■ **SHORT TASK**: Count every line that holds the string "plus", and report the number alone.

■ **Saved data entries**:

- - - -

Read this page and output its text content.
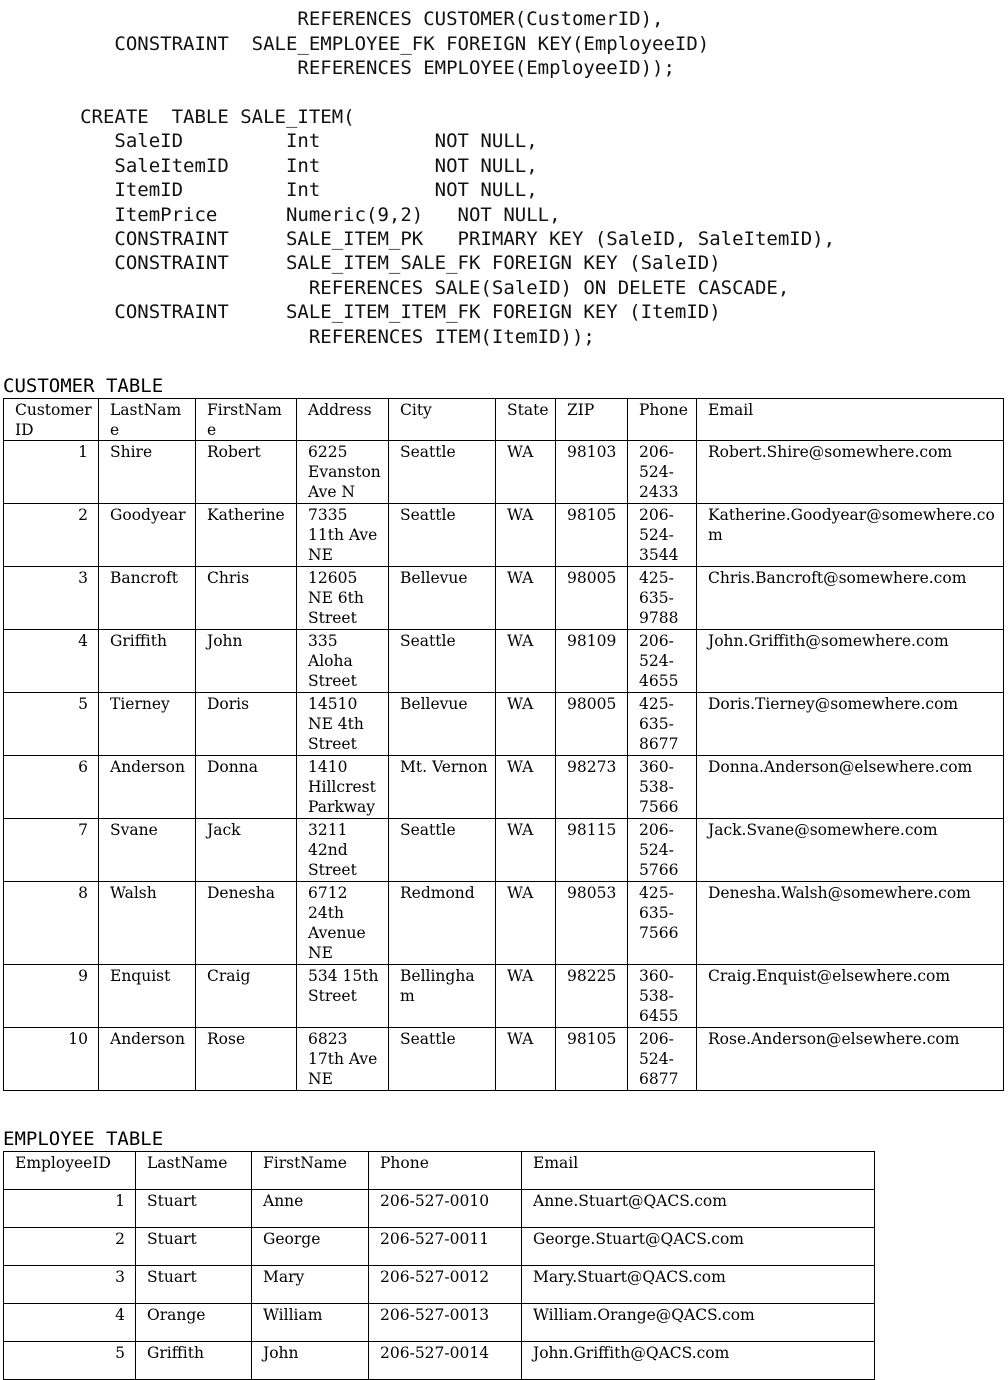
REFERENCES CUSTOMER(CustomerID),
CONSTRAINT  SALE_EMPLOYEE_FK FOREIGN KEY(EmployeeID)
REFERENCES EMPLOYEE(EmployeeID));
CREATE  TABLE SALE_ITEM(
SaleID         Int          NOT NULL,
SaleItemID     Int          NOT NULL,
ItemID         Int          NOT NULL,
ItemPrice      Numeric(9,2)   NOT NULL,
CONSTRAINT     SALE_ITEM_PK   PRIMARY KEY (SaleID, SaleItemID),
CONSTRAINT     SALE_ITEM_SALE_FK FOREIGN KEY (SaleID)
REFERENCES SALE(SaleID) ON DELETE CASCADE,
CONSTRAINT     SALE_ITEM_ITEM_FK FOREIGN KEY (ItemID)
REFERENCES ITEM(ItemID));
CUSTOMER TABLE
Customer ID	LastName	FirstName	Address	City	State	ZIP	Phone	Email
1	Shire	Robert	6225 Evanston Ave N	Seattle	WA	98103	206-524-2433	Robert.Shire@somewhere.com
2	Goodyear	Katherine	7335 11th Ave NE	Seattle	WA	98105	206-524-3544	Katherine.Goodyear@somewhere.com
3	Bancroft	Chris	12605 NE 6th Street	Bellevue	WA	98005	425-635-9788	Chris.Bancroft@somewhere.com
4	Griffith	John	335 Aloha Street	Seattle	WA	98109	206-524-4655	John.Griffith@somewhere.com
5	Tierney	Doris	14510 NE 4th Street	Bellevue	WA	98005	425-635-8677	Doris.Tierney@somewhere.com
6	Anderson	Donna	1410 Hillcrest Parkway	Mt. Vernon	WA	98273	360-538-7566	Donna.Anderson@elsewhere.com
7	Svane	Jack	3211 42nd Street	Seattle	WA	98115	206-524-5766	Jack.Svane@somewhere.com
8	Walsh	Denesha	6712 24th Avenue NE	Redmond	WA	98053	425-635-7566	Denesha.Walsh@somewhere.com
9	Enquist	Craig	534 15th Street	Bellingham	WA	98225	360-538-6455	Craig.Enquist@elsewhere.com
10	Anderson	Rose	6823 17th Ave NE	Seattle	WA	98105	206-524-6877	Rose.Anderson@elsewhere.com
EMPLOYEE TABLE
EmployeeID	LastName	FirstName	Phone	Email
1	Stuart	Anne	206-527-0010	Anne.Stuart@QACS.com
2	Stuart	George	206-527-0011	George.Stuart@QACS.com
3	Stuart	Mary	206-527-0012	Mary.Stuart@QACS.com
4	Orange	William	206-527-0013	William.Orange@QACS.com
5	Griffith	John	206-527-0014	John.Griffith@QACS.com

- - - -

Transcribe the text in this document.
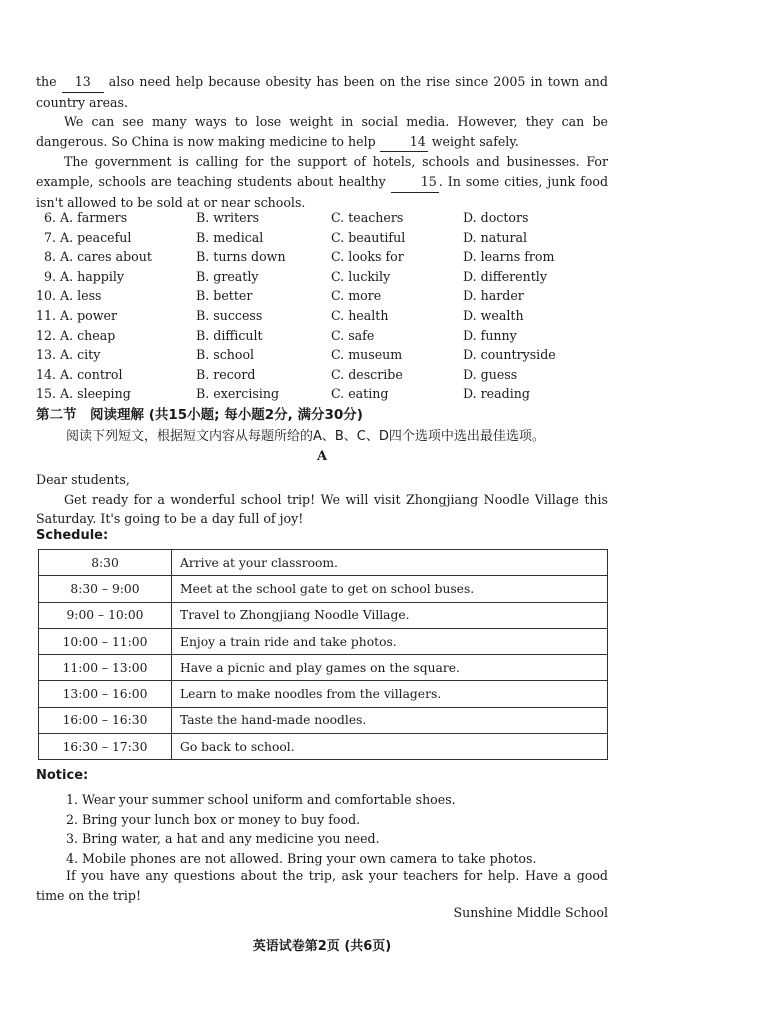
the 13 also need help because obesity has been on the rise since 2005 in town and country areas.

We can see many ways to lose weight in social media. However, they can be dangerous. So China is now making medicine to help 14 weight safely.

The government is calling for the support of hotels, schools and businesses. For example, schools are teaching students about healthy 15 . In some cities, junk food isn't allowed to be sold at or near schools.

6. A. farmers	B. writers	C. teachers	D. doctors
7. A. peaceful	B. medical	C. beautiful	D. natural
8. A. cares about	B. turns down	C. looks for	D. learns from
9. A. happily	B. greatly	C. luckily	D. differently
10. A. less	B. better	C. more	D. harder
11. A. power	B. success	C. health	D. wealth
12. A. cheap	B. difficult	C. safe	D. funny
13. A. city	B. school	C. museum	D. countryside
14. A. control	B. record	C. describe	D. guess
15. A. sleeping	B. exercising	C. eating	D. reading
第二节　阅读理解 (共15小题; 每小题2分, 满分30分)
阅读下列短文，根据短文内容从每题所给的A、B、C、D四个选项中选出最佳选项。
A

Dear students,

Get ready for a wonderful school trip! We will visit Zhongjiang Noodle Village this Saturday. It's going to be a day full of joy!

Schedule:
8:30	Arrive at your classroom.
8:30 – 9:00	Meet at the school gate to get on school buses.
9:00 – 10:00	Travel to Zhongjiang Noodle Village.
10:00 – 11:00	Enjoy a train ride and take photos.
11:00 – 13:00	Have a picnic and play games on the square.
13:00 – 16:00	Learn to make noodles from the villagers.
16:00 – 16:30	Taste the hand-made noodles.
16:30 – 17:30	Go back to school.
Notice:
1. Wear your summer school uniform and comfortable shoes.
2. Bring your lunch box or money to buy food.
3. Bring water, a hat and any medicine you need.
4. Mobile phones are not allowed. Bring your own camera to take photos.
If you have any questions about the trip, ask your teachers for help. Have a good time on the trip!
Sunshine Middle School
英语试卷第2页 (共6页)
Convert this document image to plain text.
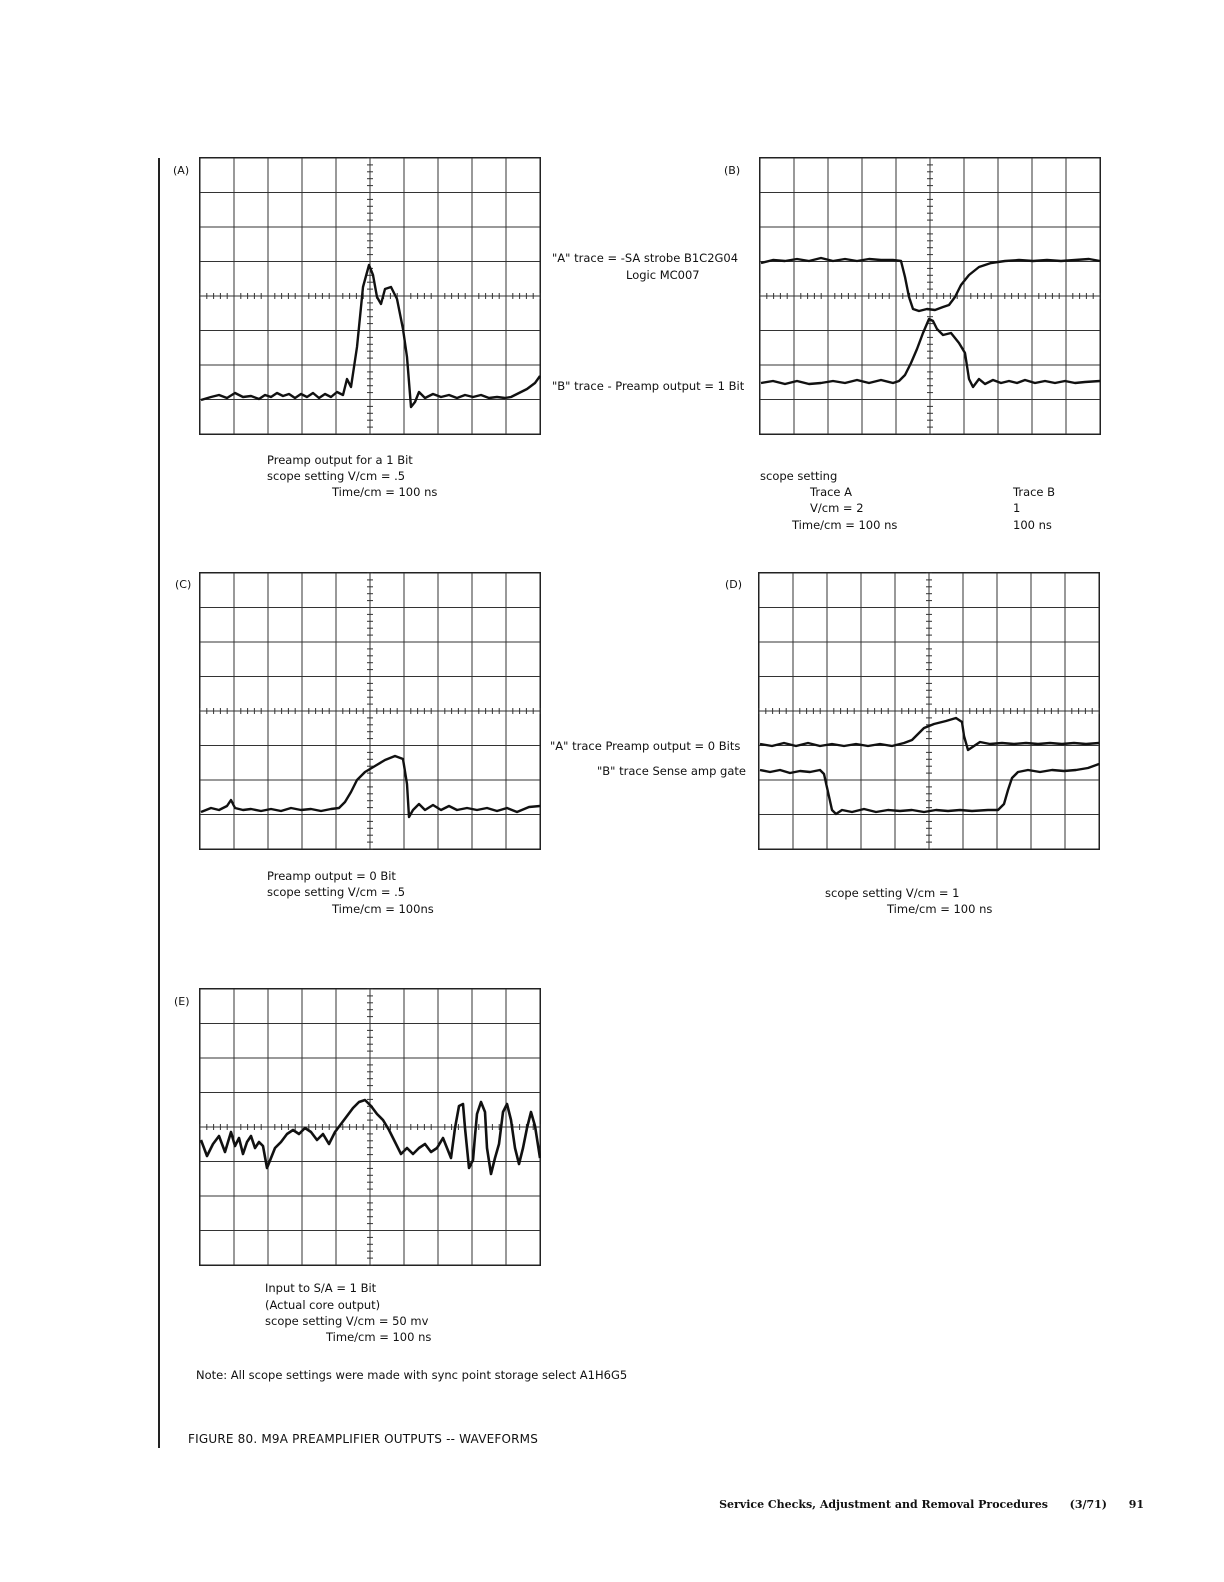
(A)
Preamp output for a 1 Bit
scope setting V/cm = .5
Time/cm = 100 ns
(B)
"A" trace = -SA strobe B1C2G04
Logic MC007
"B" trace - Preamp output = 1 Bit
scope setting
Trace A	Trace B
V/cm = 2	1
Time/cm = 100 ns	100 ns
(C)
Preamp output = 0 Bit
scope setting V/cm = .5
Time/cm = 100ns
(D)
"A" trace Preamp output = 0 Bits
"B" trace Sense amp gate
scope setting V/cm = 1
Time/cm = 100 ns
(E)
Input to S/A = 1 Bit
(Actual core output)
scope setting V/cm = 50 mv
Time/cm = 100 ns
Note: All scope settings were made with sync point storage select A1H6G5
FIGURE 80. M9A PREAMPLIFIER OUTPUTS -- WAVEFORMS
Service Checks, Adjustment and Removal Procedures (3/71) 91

- - - -

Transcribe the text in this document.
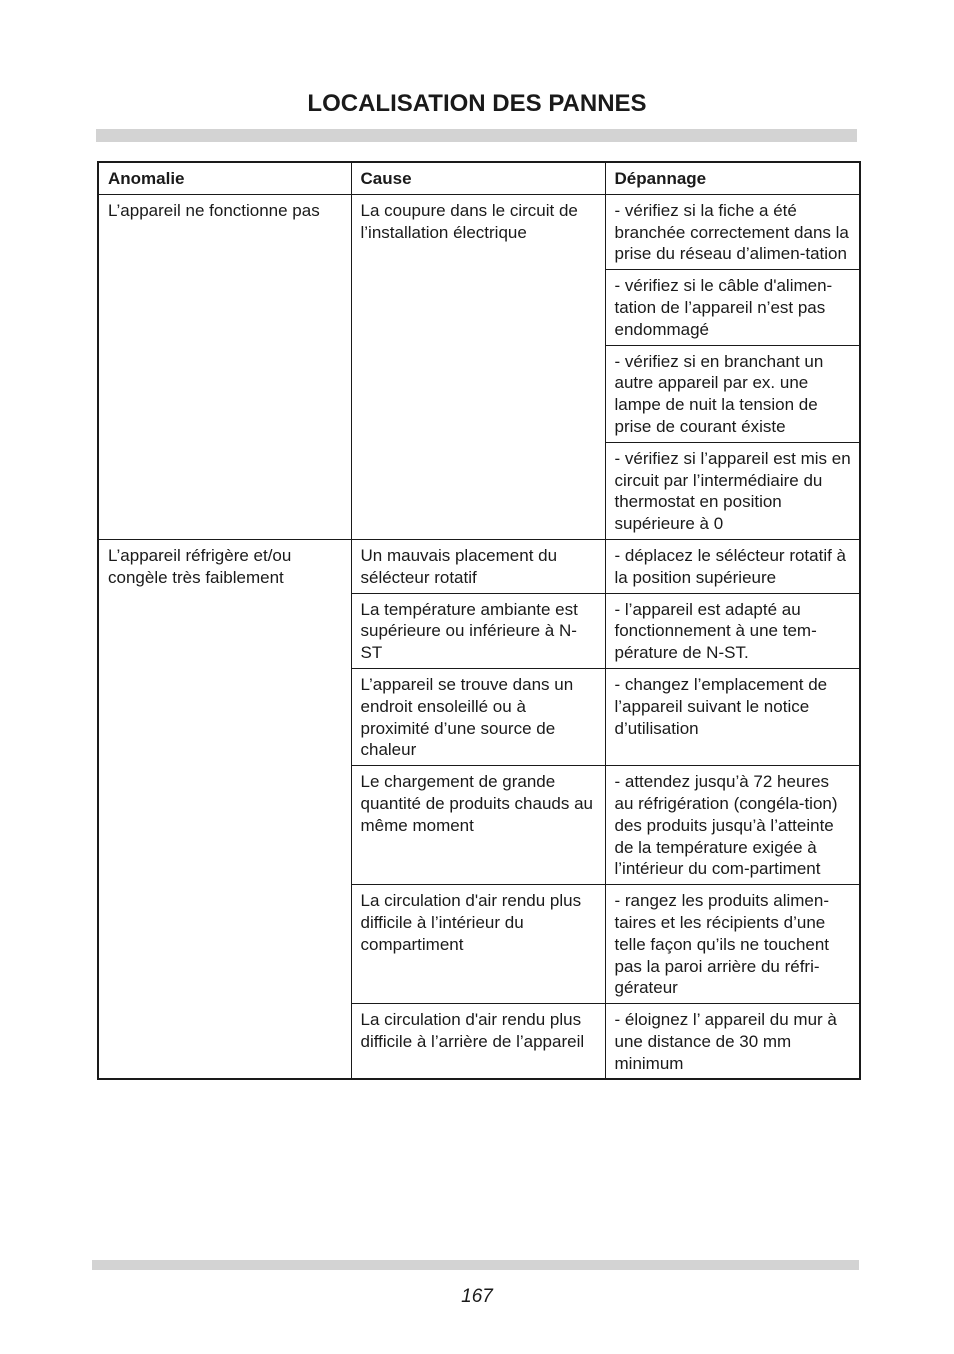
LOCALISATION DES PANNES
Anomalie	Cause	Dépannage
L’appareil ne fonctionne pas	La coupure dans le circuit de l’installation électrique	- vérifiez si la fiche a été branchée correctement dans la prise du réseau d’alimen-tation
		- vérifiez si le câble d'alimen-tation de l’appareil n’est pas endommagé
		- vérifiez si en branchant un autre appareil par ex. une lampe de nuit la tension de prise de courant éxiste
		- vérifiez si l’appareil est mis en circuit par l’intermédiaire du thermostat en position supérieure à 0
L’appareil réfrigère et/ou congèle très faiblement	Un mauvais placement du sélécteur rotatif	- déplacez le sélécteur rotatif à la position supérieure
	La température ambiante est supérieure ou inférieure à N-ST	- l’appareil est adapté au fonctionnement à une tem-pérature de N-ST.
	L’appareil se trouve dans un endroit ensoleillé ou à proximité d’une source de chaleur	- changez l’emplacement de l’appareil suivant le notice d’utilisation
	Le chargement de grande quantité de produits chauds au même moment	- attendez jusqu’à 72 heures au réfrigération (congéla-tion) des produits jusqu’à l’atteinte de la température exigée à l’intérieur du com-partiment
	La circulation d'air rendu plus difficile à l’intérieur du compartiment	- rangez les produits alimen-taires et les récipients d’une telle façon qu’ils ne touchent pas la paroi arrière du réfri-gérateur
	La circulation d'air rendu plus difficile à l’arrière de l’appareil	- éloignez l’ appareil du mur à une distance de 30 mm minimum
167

- - - -

■ **RESPONSE TO THIS EXERCISE**: 2